> [Aim of the exercise]: Set out each line from the following listing that includes the word "príspevok".

> [Excerpted data]:
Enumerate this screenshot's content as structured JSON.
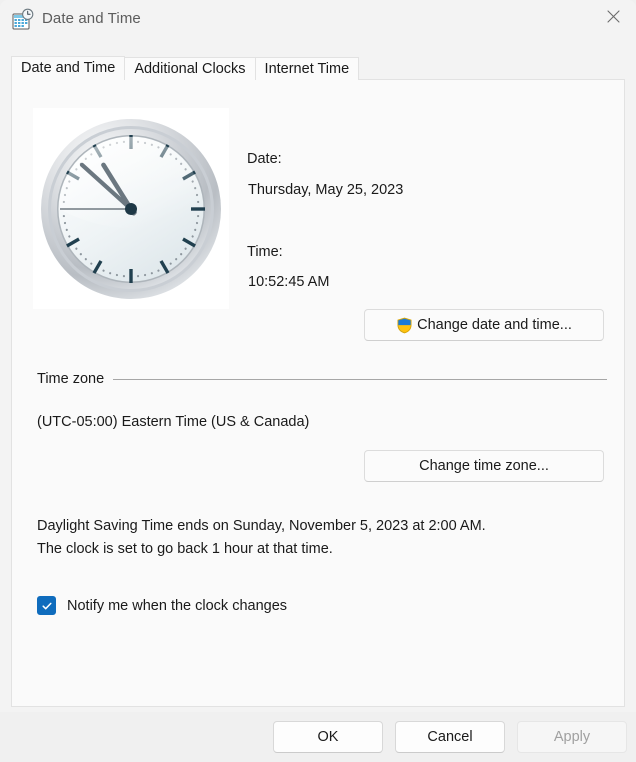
{
  "window": {
    "title": "Date and Time",
    "icon": "date-time-calendar-clock-icon",
    "close_label": "✕"
  },
  "tabs": [
    {
      "label": "Date and Time",
      "selected": true
    },
    {
      "label": "Additional Clocks",
      "selected": false
    },
    {
      "label": "Internet Time",
      "selected": false
    }
  ],
  "date_time_panel": {
    "clock": {
      "name": "analog-clock-image",
      "hour_angle": 328,
      "minute_angle": 312,
      "second_angle": 270
    },
    "date_label": "Date:",
    "date_value": "Thursday, May 25, 2023",
    "time_label": "Time:",
    "time_value": "10:52:45 AM",
    "change_date_time_button": "Change date and time..."
  },
  "time_zone": {
    "group_title": "Time zone",
    "value": "(UTC-05:00) Eastern Time (US & Canada)",
    "change_button": "Change time zone..."
  },
  "daylight_saving": {
    "line1": "Daylight Saving Time ends on Sunday, November 5, 2023 at 2:00 AM.",
    "line2": "The clock is set to go back 1 hour at that time."
  },
  "notify_checkbox": {
    "label": "Notify me when the clock changes",
    "checked": true
  },
  "footer": {
    "ok": "OK",
    "cancel": "Cancel",
    "apply": "Apply",
    "apply_enabled": false
  },
  "colors": {
    "accent": "#0f6cbd",
    "shield_blue": "#1b7ad6",
    "shield_yellow": "#ffc20e",
    "window_bg": "#f3f3f3",
    "page_bg": "#fafafa",
    "footer_bg": "#f0f0f0"
  }
}
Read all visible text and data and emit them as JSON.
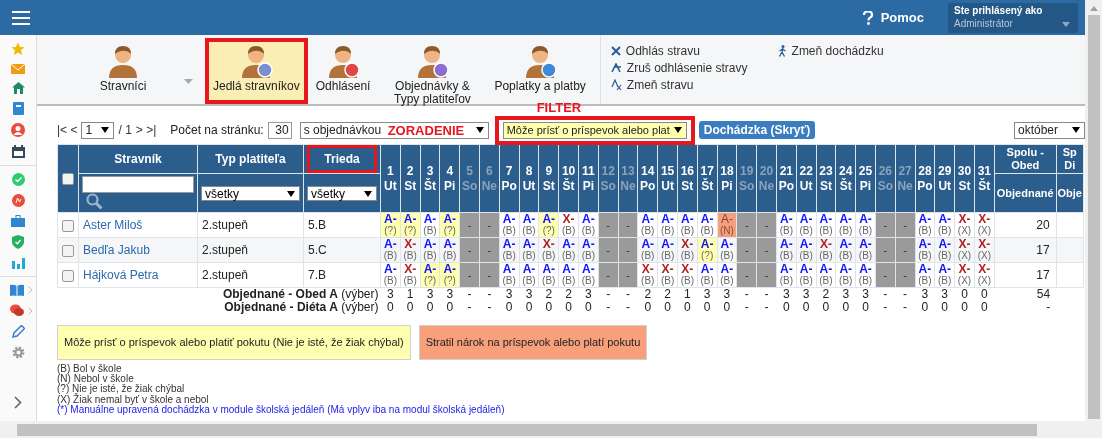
{
  "topbar": {
    "help": "Pomoc",
    "user_caption": "Ste prihlásený ako",
    "user_name": "Administrátor"
  },
  "toolbar": {
    "buttons": [
      {
        "label": "Stravníci",
        "kind": "plain",
        "selected": false,
        "highlighted": false,
        "dropdown": true
      },
      {
        "label": "Jedlá stravníkov",
        "kind": "meals",
        "selected": true,
        "highlighted": true,
        "dropdown": false
      },
      {
        "label": "Odhlásení",
        "kind": "cancel",
        "selected": false,
        "highlighted": false,
        "dropdown": false
      },
      {
        "label": "Objednávky & Typy platiteľov",
        "kind": "gear",
        "selected": false,
        "highlighted": false,
        "dropdown": false
      },
      {
        "label": "Poplatky a platby",
        "kind": "euro",
        "selected": false,
        "highlighted": false,
        "dropdown": false
      }
    ],
    "actions": [
      {
        "label": "Odhlás stravu",
        "kind": "cross"
      },
      {
        "label": "Zruš odhlásenie stravy",
        "kind": "undo"
      },
      {
        "label": "Zmeň stravu",
        "kind": "swap"
      },
      {
        "label": "Zmeň dochádzku",
        "kind": "walk"
      }
    ]
  },
  "controls": {
    "first_prev": "|< <",
    "page": "1",
    "page_total": "/ 1",
    "next_last": "> >|",
    "per_page_label": "Počet na stránku:",
    "per_page": "30",
    "sort": {
      "value": "s objednávkou",
      "annotation": "ZORADENIE"
    },
    "filter": {
      "value": "Môže prísť o príspevok alebo plat",
      "annotation": "FILTER",
      "highlighted": true
    },
    "attendance_button": "Dochádzka (Skryť)",
    "month": "október"
  },
  "table": {
    "select_all": {
      "checked": false
    },
    "columns": [
      {
        "label": "Stravník",
        "highlighted": false,
        "kind": "search"
      },
      {
        "label": "Typ platiteľa",
        "highlighted": false,
        "kind": "select",
        "value": "všetky"
      },
      {
        "label": "Trieda",
        "highlighted": true,
        "kind": "select",
        "value": "všetky"
      }
    ],
    "days": [
      {
        "num": "1",
        "wd": "Ut",
        "weekend": false
      },
      {
        "num": "2",
        "wd": "St",
        "weekend": false
      },
      {
        "num": "3",
        "wd": "Št",
        "weekend": false
      },
      {
        "num": "4",
        "wd": "Pi",
        "weekend": false
      },
      {
        "num": "5",
        "wd": "So",
        "weekend": true
      },
      {
        "num": "6",
        "wd": "Ne",
        "weekend": true
      },
      {
        "num": "7",
        "wd": "Po",
        "weekend": false
      },
      {
        "num": "8",
        "wd": "Ut",
        "weekend": false
      },
      {
        "num": "9",
        "wd": "St",
        "weekend": false
      },
      {
        "num": "10",
        "wd": "Št",
        "weekend": false
      },
      {
        "num": "11",
        "wd": "Pi",
        "weekend": false
      },
      {
        "num": "12",
        "wd": "So",
        "weekend": true
      },
      {
        "num": "13",
        "wd": "Ne",
        "weekend": true
      },
      {
        "num": "14",
        "wd": "Po",
        "weekend": false
      },
      {
        "num": "15",
        "wd": "Ut",
        "weekend": false
      },
      {
        "num": "16",
        "wd": "St",
        "weekend": false
      },
      {
        "num": "17",
        "wd": "Št",
        "weekend": false
      },
      {
        "num": "18",
        "wd": "Pi",
        "weekend": false
      },
      {
        "num": "19",
        "wd": "So",
        "weekend": true
      },
      {
        "num": "20",
        "wd": "Ne",
        "weekend": true
      },
      {
        "num": "21",
        "wd": "Po",
        "weekend": false
      },
      {
        "num": "22",
        "wd": "Ut",
        "weekend": false
      },
      {
        "num": "23",
        "wd": "St",
        "weekend": false
      },
      {
        "num": "24",
        "wd": "Št",
        "weekend": false
      },
      {
        "num": "25",
        "wd": "Pi",
        "weekend": false
      },
      {
        "num": "26",
        "wd": "So",
        "weekend": true
      },
      {
        "num": "27",
        "wd": "Ne",
        "weekend": true
      },
      {
        "num": "28",
        "wd": "Po",
        "weekend": false
      },
      {
        "num": "29",
        "wd": "Ut",
        "weekend": false
      },
      {
        "num": "30",
        "wd": "St",
        "weekend": false
      },
      {
        "num": "31",
        "wd": "Št",
        "weekend": false
      }
    ],
    "summary_columns": [
      {
        "top": "Spolu - Obed",
        "sub": "Objednané"
      },
      {
        "top": "Sp Di",
        "sub": "Obje"
      }
    ],
    "rows": [
      {
        "checked": false,
        "name": "Aster Miloš",
        "payer": "2.stupeň",
        "class": "5.B",
        "total": "20",
        "cells": [
          {
            "kind": "unsure",
            "meal": "A-",
            "att": "(?)",
            "cancelled": false
          },
          {
            "kind": "unsure",
            "meal": "A-",
            "att": "(?)",
            "cancelled": false
          },
          {
            "kind": "present",
            "meal": "A-",
            "att": "(B)",
            "cancelled": false
          },
          {
            "kind": "unsure",
            "meal": "A-",
            "att": "(?)",
            "cancelled": false
          },
          {
            "kind": "weekend",
            "text": "-"
          },
          {
            "kind": "weekend",
            "text": "-"
          },
          {
            "kind": "present",
            "meal": "A-",
            "att": "(B)",
            "cancelled": false
          },
          {
            "kind": "present",
            "meal": "A-",
            "att": "(B)",
            "cancelled": false
          },
          {
            "kind": "unsure",
            "meal": "A-",
            "att": "(?)",
            "cancelled": false
          },
          {
            "kind": "present",
            "meal": "X-",
            "att": "(B)",
            "cancelled": true
          },
          {
            "kind": "present",
            "meal": "A-",
            "att": "(B)",
            "cancelled": false
          },
          {
            "kind": "weekend",
            "text": "-"
          },
          {
            "kind": "weekend",
            "text": "-"
          },
          {
            "kind": "present",
            "meal": "A-",
            "att": "(B)",
            "cancelled": false
          },
          {
            "kind": "present",
            "meal": "A-",
            "att": "(B)",
            "cancelled": false
          },
          {
            "kind": "present",
            "meal": "A-",
            "att": "(B)",
            "cancelled": false
          },
          {
            "kind": "present",
            "meal": "A-",
            "att": "(B)",
            "cancelled": false
          },
          {
            "kind": "lost",
            "meal": "A-",
            "att": "(N)",
            "cancelled": false
          },
          {
            "kind": "weekend",
            "text": "-"
          },
          {
            "kind": "weekend",
            "text": "-"
          },
          {
            "kind": "present",
            "meal": "A-",
            "att": "(B)",
            "cancelled": false
          },
          {
            "kind": "present",
            "meal": "A-",
            "att": "(B)",
            "cancelled": false
          },
          {
            "kind": "present",
            "meal": "A-",
            "att": "(B)",
            "cancelled": false
          },
          {
            "kind": "present",
            "meal": "A-",
            "att": "(B)",
            "cancelled": false
          },
          {
            "kind": "present",
            "meal": "A-",
            "att": "(B)",
            "cancelled": false
          },
          {
            "kind": "weekend",
            "text": "-"
          },
          {
            "kind": "weekend",
            "text": "-"
          },
          {
            "kind": "present",
            "meal": "A-",
            "att": "(B)",
            "cancelled": false
          },
          {
            "kind": "present",
            "meal": "A-",
            "att": "(B)",
            "cancelled": false
          },
          {
            "kind": "present",
            "meal": "X-",
            "att": "(X)",
            "cancelled": true
          },
          {
            "kind": "present",
            "meal": "X-",
            "att": "(X)",
            "cancelled": true
          }
        ]
      },
      {
        "checked": false,
        "name": "Bedľa Jakub",
        "payer": "2.stupeň",
        "class": "5.C",
        "total": "17",
        "cells": [
          {
            "kind": "present",
            "meal": "A-",
            "att": "(B)",
            "cancelled": false
          },
          {
            "kind": "present",
            "meal": "X-",
            "att": "(B)",
            "cancelled": true
          },
          {
            "kind": "present",
            "meal": "A-",
            "att": "(B)",
            "cancelled": false
          },
          {
            "kind": "present",
            "meal": "A-",
            "att": "(B)",
            "cancelled": false
          },
          {
            "kind": "weekend",
            "text": "-"
          },
          {
            "kind": "weekend",
            "text": "-"
          },
          {
            "kind": "present",
            "meal": "A-",
            "att": "(B)",
            "cancelled": false
          },
          {
            "kind": "present",
            "meal": "A-",
            "att": "(B)",
            "cancelled": false
          },
          {
            "kind": "present",
            "meal": "X-",
            "att": "(B)",
            "cancelled": true
          },
          {
            "kind": "present",
            "meal": "A-",
            "att": "(B)",
            "cancelled": false
          },
          {
            "kind": "present",
            "meal": "A-",
            "att": "(B)",
            "cancelled": false
          },
          {
            "kind": "weekend",
            "text": "-"
          },
          {
            "kind": "weekend",
            "text": "-"
          },
          {
            "kind": "present",
            "meal": "A-",
            "att": "(B)",
            "cancelled": false
          },
          {
            "kind": "present",
            "meal": "A-",
            "att": "(B)",
            "cancelled": false
          },
          {
            "kind": "present",
            "meal": "X-",
            "att": "(B)",
            "cancelled": true
          },
          {
            "kind": "unsure",
            "meal": "A-",
            "att": "(?)",
            "cancelled": false
          },
          {
            "kind": "present",
            "meal": "A-",
            "att": "(B)",
            "cancelled": false
          },
          {
            "kind": "weekend",
            "text": "-"
          },
          {
            "kind": "weekend",
            "text": "-"
          },
          {
            "kind": "present",
            "meal": "A-",
            "att": "(B)",
            "cancelled": false
          },
          {
            "kind": "present",
            "meal": "A-",
            "att": "(B)",
            "cancelled": false
          },
          {
            "kind": "present",
            "meal": "X-",
            "att": "(B)",
            "cancelled": true
          },
          {
            "kind": "present",
            "meal": "A-",
            "att": "(B)",
            "cancelled": false
          },
          {
            "kind": "present",
            "meal": "A-",
            "att": "(B)",
            "cancelled": false
          },
          {
            "kind": "weekend",
            "text": "-"
          },
          {
            "kind": "weekend",
            "text": "-"
          },
          {
            "kind": "present",
            "meal": "A-",
            "att": "(B)",
            "cancelled": false
          },
          {
            "kind": "present",
            "meal": "A-",
            "att": "(B)",
            "cancelled": false
          },
          {
            "kind": "present",
            "meal": "X-",
            "att": "(X)",
            "cancelled": true
          },
          {
            "kind": "present",
            "meal": "X-",
            "att": "(X)",
            "cancelled": true
          }
        ]
      },
      {
        "checked": false,
        "name": "Hájková Petra",
        "payer": "2.stupeň",
        "class": "7.B",
        "total": "17",
        "cells": [
          {
            "kind": "present",
            "meal": "A-",
            "att": "(B)",
            "cancelled": false
          },
          {
            "kind": "present",
            "meal": "X-",
            "att": "(B)",
            "cancelled": true
          },
          {
            "kind": "unsure",
            "meal": "A-",
            "att": "(?)",
            "cancelled": false
          },
          {
            "kind": "unsure",
            "meal": "A-",
            "att": "(?)",
            "cancelled": false
          },
          {
            "kind": "weekend",
            "text": "-"
          },
          {
            "kind": "weekend",
            "text": "-"
          },
          {
            "kind": "present",
            "meal": "A-",
            "att": "(B)",
            "cancelled": false
          },
          {
            "kind": "present",
            "meal": "A-",
            "att": "(B)",
            "cancelled": false
          },
          {
            "kind": "present",
            "meal": "A-",
            "att": "(B)",
            "cancelled": false
          },
          {
            "kind": "present",
            "meal": "A-",
            "att": "(B)",
            "cancelled": false
          },
          {
            "kind": "present",
            "meal": "A-",
            "att": "(B)",
            "cancelled": false
          },
          {
            "kind": "weekend",
            "text": "-"
          },
          {
            "kind": "weekend",
            "text": "-"
          },
          {
            "kind": "present",
            "meal": "X-",
            "att": "(B)",
            "cancelled": true
          },
          {
            "kind": "present",
            "meal": "X-",
            "att": "(B)",
            "cancelled": true
          },
          {
            "kind": "present",
            "meal": "X-",
            "att": "(B)",
            "cancelled": true
          },
          {
            "kind": "present",
            "meal": "A-",
            "att": "(B)",
            "cancelled": false
          },
          {
            "kind": "present",
            "meal": "A-",
            "att": "(B)",
            "cancelled": false
          },
          {
            "kind": "weekend",
            "text": "-"
          },
          {
            "kind": "weekend",
            "text": "-"
          },
          {
            "kind": "present",
            "meal": "A-",
            "att": "(B)",
            "cancelled": false
          },
          {
            "kind": "present",
            "meal": "A-",
            "att": "(B)",
            "cancelled": false
          },
          {
            "kind": "present",
            "meal": "A-",
            "att": "(B)",
            "cancelled": false
          },
          {
            "kind": "present",
            "meal": "A-",
            "att": "(B)",
            "cancelled": false
          },
          {
            "kind": "present",
            "meal": "A-",
            "att": "(B)",
            "cancelled": false
          },
          {
            "kind": "weekend",
            "text": "-"
          },
          {
            "kind": "weekend",
            "text": "-"
          },
          {
            "kind": "present",
            "meal": "A-",
            "att": "(B)",
            "cancelled": false
          },
          {
            "kind": "present",
            "meal": "A-",
            "att": "(B)",
            "cancelled": false
          },
          {
            "kind": "present",
            "meal": "X-",
            "att": "(X)",
            "cancelled": true
          },
          {
            "kind": "present",
            "meal": "X-",
            "att": "(X)",
            "cancelled": true
          }
        ]
      }
    ],
    "totals": [
      {
        "label": "Objednané - Obed A",
        "note": "(výber)",
        "values": [
          "3",
          "1",
          "3",
          "3",
          "-",
          "-",
          "3",
          "3",
          "2",
          "2",
          "3",
          "-",
          "-",
          "2",
          "2",
          "1",
          "3",
          "3",
          "-",
          "-",
          "3",
          "3",
          "2",
          "3",
          "3",
          "-",
          "-",
          "3",
          "3",
          "0",
          "0"
        ],
        "total": "54"
      },
      {
        "label": "Objednané - Diéta A",
        "note": "(výber)",
        "values": [
          "0",
          "0",
          "0",
          "0",
          "-",
          "-",
          "0",
          "0",
          "0",
          "0",
          "0",
          "-",
          "-",
          "0",
          "0",
          "0",
          "0",
          "0",
          "-",
          "-",
          "0",
          "0",
          "0",
          "0",
          "0",
          "-",
          "-",
          "0",
          "0",
          "0",
          "0"
        ],
        "total": "-"
      }
    ]
  },
  "legend_boxes": [
    {
      "text": "Môže prísť o príspevok alebo platiť pokutu (Nie je isté, že žiak chýbal)",
      "kind": "unsure"
    },
    {
      "text": "Stratil nárok na príspevok alebo platí pokutu",
      "kind": "lost"
    }
  ],
  "legend_notes": [
    {
      "text": "(B) Bol v škole",
      "kind": "plain"
    },
    {
      "text": "(N) Nebol v škole",
      "kind": "plain"
    },
    {
      "text": "(?) Nie je isté, že žiak chýbal",
      "kind": "plain"
    },
    {
      "text": "(X) Žiak nemal byť v škole a nebol",
      "kind": "plain"
    },
    {
      "text": "(*) Manuálne upravená dochádzka v module školská jedáleň (Má vplyv iba na modul školská jedáleň)",
      "kind": "manual"
    }
  ]
}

> [Solution to the problem]:
      "value": "Môže prísť o príspevok alebo plat",
      "text": "Môže prísť o príspevok alebo platiť pokutu (Nie je isté, že žiak chýbal)",
      "text": "Stratil nárok na príspevok alebo platí pokutu",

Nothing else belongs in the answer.